Your instructions: Below is a listing. Gather each line of it that contains "счетами".

Data for this task:
####
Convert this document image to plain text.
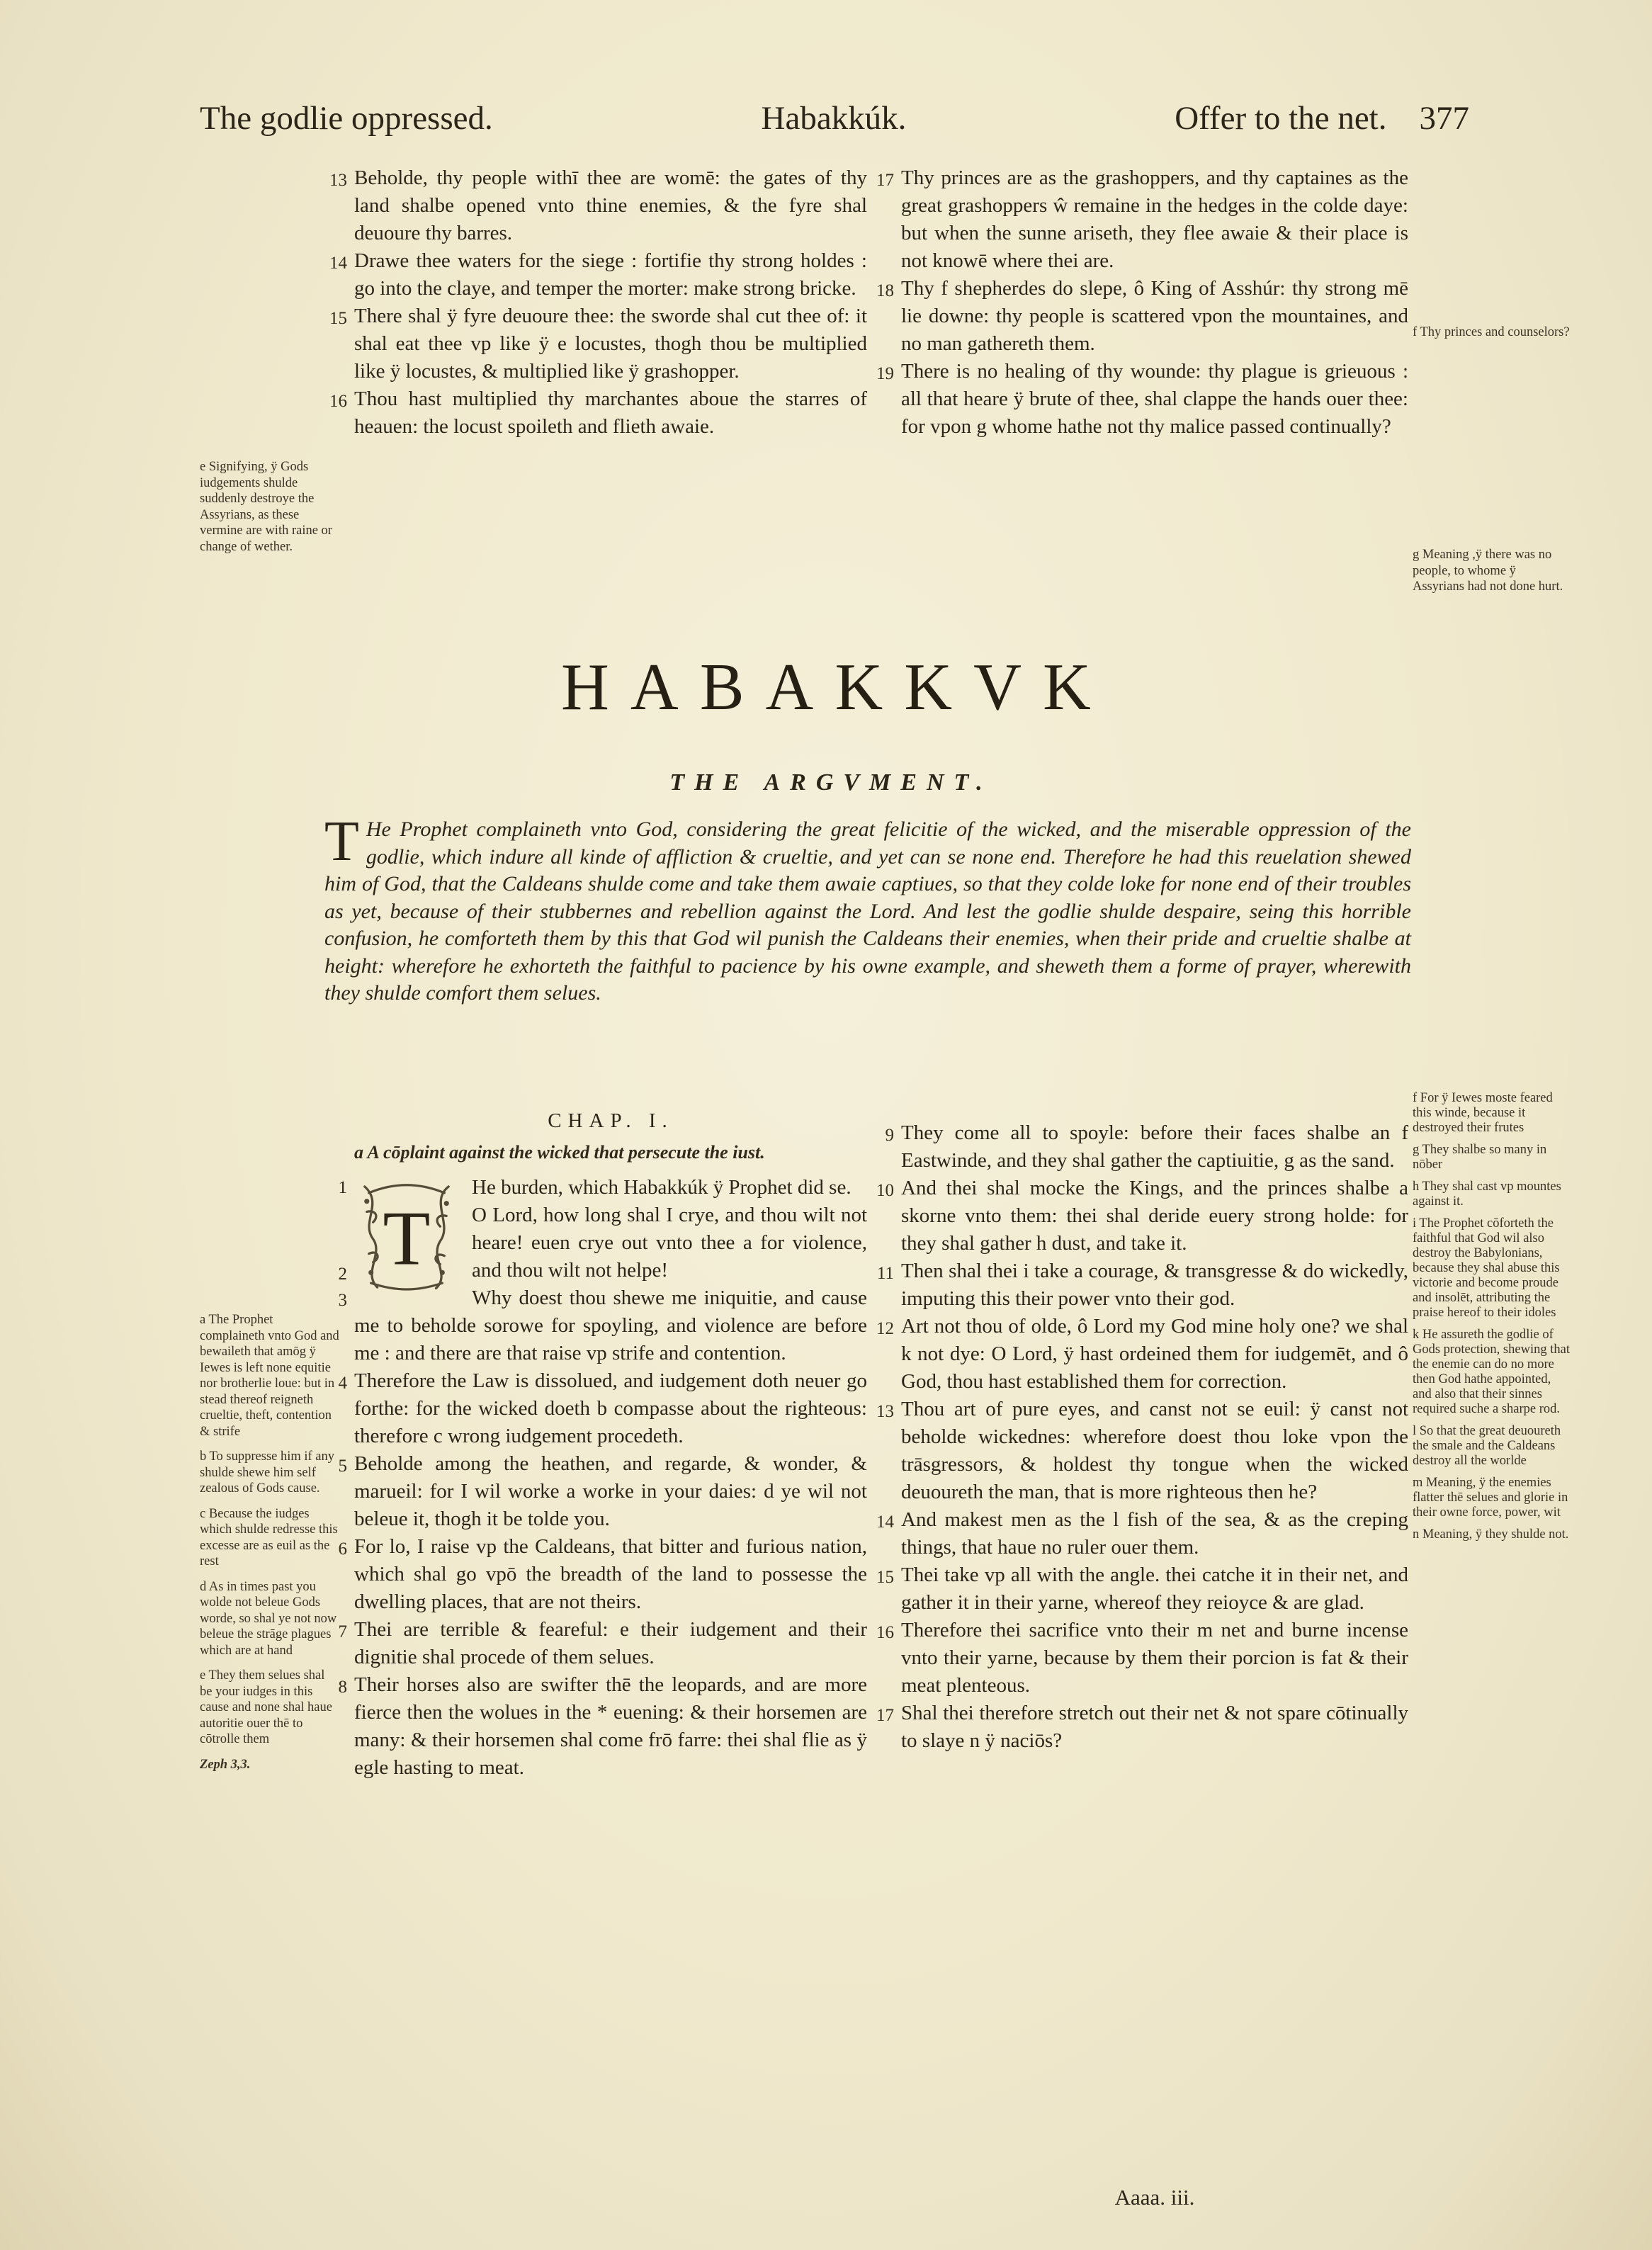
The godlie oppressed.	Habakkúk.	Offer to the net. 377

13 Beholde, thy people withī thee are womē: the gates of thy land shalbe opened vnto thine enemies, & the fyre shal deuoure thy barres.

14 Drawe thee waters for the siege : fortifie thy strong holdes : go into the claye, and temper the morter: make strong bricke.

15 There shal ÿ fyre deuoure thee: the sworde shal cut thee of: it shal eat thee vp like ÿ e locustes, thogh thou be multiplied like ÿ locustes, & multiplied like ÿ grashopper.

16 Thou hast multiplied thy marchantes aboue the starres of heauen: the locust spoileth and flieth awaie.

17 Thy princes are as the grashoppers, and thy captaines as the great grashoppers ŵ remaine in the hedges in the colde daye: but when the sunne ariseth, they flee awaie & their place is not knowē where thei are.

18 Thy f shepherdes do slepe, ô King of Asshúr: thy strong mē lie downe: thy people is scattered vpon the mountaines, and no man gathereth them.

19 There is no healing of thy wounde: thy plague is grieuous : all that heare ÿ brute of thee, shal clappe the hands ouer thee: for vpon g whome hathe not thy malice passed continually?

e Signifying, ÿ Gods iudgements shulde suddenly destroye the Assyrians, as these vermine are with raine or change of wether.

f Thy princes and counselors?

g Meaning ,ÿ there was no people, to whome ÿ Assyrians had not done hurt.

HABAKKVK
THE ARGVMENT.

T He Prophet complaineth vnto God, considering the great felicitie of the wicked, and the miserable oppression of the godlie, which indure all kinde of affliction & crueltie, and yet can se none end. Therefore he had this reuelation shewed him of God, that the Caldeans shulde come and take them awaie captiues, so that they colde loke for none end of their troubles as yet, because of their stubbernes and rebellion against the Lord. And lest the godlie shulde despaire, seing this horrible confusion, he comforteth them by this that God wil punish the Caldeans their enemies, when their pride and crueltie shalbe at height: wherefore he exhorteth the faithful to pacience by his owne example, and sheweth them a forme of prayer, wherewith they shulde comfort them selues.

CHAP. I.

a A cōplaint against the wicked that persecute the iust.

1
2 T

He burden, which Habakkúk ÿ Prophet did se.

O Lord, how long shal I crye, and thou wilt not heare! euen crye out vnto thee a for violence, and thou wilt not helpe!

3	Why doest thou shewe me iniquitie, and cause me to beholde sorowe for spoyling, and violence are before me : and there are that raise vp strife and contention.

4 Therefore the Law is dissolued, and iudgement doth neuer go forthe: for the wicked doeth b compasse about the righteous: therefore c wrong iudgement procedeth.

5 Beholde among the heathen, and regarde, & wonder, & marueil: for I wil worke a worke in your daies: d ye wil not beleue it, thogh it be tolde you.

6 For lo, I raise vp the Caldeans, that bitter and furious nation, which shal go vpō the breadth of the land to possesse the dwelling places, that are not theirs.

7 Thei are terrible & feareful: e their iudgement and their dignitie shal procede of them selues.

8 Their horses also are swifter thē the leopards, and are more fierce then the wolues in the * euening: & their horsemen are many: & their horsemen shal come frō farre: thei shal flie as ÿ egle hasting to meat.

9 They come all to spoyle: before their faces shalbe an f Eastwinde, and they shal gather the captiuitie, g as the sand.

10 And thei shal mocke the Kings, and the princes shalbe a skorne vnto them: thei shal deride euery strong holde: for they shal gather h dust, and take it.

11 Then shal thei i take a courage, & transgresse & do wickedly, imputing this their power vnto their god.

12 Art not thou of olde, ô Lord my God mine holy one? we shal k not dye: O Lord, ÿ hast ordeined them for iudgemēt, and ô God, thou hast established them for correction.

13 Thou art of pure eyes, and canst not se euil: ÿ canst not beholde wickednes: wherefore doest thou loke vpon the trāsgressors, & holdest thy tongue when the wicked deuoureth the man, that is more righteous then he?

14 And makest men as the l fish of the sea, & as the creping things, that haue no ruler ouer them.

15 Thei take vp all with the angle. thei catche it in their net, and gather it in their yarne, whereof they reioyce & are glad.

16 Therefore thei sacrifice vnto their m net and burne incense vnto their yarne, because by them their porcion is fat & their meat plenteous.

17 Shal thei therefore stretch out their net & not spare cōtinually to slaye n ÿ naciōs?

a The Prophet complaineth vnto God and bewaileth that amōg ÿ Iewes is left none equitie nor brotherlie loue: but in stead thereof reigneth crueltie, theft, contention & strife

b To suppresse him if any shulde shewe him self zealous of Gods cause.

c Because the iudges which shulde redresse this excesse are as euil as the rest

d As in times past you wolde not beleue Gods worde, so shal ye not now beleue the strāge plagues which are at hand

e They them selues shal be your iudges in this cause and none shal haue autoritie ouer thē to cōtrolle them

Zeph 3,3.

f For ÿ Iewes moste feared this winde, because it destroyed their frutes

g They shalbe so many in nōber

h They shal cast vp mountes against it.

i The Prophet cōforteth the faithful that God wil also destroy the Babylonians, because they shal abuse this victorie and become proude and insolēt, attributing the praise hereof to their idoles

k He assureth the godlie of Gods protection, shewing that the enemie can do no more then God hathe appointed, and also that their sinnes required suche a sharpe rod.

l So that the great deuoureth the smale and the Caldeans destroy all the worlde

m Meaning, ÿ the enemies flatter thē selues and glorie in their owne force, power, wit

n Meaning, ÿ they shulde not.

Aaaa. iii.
####
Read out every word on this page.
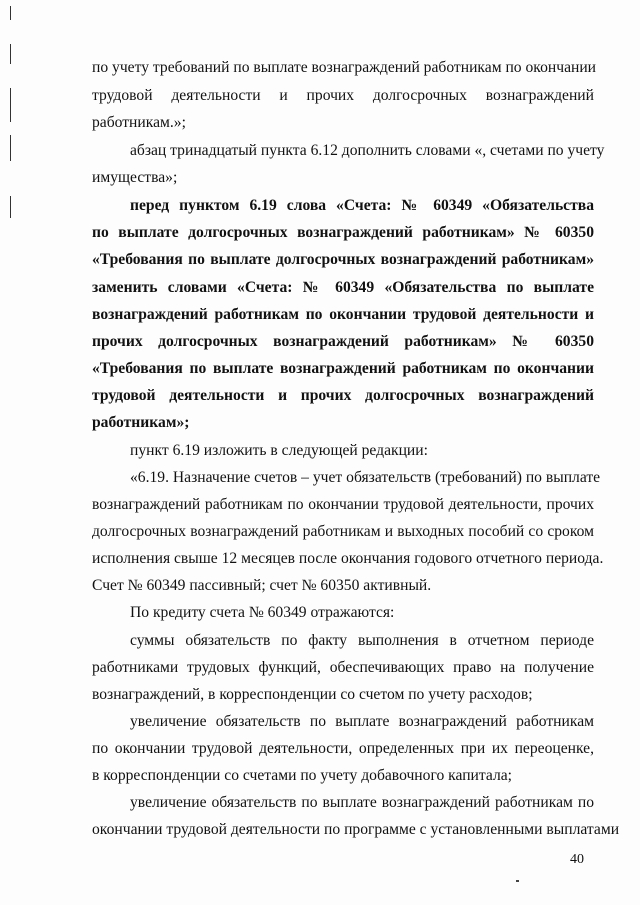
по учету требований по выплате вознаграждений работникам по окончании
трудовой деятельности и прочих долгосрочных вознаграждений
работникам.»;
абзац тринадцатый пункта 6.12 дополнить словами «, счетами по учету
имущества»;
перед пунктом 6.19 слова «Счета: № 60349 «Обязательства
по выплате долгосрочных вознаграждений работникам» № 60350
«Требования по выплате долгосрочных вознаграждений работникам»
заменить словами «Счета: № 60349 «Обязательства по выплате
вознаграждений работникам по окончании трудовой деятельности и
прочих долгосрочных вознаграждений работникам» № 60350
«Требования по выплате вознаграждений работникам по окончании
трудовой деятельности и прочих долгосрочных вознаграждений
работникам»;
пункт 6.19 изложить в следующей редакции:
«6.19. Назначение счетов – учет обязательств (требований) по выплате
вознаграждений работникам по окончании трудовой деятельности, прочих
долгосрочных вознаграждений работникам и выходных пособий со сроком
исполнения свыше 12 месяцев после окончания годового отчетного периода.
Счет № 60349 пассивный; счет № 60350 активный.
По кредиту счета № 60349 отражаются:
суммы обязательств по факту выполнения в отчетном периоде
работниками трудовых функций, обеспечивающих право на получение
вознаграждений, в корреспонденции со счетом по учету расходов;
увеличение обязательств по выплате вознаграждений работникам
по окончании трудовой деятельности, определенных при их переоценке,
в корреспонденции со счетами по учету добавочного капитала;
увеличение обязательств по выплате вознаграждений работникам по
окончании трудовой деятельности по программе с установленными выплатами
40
####
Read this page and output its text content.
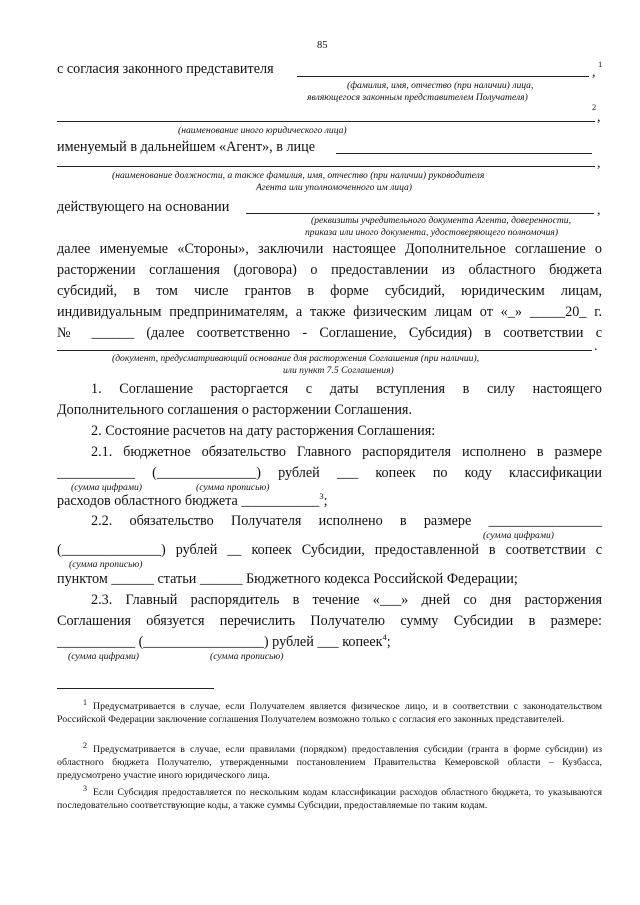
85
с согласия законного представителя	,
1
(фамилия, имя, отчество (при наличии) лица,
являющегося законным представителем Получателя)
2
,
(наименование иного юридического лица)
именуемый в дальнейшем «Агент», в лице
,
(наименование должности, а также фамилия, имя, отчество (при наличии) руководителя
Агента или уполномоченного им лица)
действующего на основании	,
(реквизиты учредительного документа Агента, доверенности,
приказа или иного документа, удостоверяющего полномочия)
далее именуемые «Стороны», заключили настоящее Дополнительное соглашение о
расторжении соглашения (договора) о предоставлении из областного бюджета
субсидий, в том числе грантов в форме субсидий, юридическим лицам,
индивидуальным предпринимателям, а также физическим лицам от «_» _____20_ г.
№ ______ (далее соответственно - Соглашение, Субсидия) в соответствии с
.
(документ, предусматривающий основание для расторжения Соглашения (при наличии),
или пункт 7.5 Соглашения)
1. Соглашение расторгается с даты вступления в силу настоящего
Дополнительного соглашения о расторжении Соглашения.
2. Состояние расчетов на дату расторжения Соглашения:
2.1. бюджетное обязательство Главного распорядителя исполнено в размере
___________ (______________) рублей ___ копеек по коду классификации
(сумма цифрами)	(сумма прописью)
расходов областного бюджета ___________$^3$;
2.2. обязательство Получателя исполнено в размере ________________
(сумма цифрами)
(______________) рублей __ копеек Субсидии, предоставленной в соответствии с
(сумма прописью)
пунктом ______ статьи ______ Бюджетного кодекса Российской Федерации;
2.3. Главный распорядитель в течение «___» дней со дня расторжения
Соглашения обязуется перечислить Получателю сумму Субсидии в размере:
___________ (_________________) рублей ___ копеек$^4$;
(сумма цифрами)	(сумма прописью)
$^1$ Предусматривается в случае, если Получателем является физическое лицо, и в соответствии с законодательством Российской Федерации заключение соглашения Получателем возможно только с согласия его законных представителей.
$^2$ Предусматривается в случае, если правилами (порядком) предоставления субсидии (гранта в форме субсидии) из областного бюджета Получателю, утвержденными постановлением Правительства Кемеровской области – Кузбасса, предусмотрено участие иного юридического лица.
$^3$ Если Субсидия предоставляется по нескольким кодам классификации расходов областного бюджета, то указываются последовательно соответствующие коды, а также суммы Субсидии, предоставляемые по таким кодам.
####
Exercise solution:
абзац тринадцатый пункта 6.12 дополнить словами «, счетами по учету
в корреспонденции со счетами по учету добавочного капитала;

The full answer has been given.